**Stated problem:** Note how many lines contain "年九龙坡区农村经营管理站一般公共预算财政" and give that number, with nothing else.

**Exercise material:**
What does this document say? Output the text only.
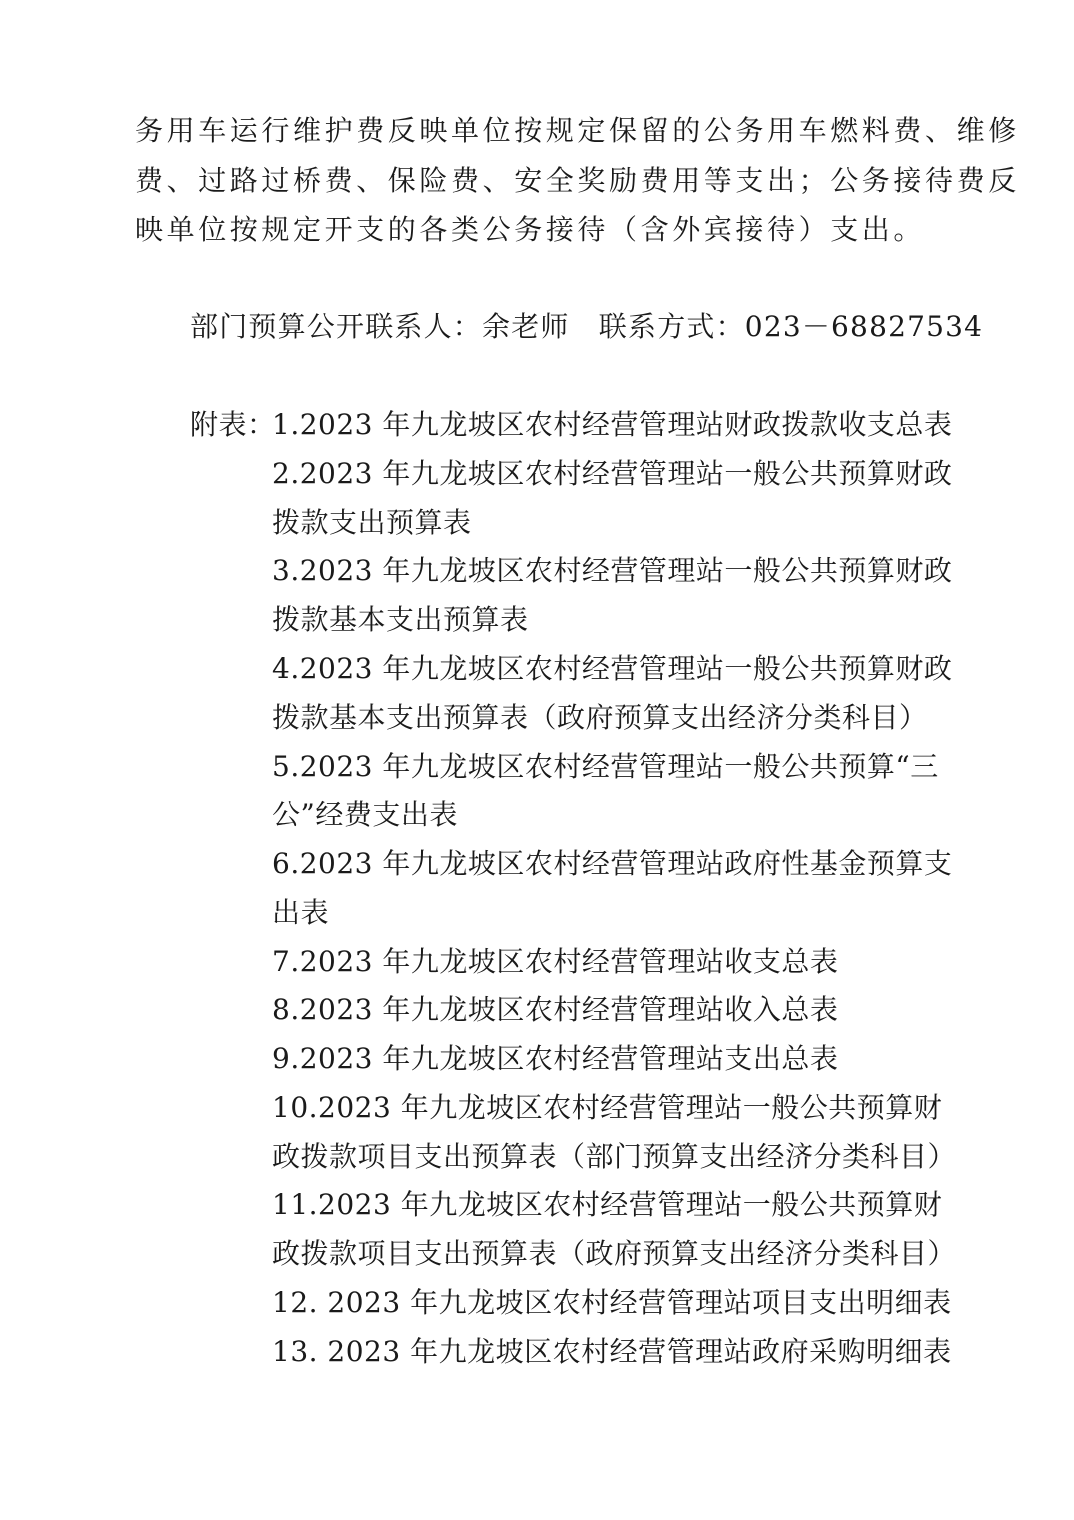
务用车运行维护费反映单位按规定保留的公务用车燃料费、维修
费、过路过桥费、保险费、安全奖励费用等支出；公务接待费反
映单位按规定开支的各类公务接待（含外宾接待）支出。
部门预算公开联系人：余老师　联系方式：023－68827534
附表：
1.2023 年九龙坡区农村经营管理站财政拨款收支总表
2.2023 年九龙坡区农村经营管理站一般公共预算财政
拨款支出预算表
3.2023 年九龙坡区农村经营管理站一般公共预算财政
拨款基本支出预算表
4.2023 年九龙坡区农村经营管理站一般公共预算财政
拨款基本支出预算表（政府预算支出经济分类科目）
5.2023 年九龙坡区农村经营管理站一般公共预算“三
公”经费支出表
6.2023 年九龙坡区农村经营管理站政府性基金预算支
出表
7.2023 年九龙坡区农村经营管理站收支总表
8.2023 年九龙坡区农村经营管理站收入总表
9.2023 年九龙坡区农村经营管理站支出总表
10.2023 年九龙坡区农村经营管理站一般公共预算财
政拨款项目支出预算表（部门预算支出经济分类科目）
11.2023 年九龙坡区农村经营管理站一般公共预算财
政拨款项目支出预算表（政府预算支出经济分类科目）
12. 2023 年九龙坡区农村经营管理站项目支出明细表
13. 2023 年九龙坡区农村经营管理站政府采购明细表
==
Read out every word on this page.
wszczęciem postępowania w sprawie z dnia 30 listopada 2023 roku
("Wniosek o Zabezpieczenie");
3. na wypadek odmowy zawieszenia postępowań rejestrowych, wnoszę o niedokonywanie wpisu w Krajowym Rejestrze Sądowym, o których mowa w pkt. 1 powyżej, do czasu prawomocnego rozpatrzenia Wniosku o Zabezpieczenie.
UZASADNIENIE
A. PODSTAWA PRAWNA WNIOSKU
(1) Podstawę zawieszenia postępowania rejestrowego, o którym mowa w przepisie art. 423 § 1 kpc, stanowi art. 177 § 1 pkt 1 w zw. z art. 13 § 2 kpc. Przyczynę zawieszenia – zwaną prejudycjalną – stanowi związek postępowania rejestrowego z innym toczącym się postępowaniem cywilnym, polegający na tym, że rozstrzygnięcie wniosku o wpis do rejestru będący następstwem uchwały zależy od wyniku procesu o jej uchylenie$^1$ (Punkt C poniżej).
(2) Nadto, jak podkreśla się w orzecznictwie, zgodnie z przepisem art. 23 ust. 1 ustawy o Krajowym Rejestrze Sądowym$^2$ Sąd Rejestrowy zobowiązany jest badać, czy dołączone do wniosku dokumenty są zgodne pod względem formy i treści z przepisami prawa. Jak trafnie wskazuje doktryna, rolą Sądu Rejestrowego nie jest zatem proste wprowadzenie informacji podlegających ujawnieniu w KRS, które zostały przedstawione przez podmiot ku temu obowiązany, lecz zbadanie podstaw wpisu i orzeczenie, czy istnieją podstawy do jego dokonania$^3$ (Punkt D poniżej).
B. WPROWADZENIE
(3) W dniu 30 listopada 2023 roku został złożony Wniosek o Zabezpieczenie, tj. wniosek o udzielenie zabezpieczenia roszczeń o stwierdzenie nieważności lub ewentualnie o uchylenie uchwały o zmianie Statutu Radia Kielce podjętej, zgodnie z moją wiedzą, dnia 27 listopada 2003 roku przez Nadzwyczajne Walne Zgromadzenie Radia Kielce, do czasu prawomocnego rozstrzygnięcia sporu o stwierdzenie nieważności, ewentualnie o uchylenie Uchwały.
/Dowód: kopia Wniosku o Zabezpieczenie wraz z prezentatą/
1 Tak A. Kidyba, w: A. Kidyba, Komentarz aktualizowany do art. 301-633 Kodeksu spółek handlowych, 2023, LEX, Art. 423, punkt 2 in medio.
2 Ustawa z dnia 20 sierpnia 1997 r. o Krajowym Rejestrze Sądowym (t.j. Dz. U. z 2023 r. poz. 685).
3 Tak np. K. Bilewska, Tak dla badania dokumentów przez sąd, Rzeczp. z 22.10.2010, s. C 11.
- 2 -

**The result:** 3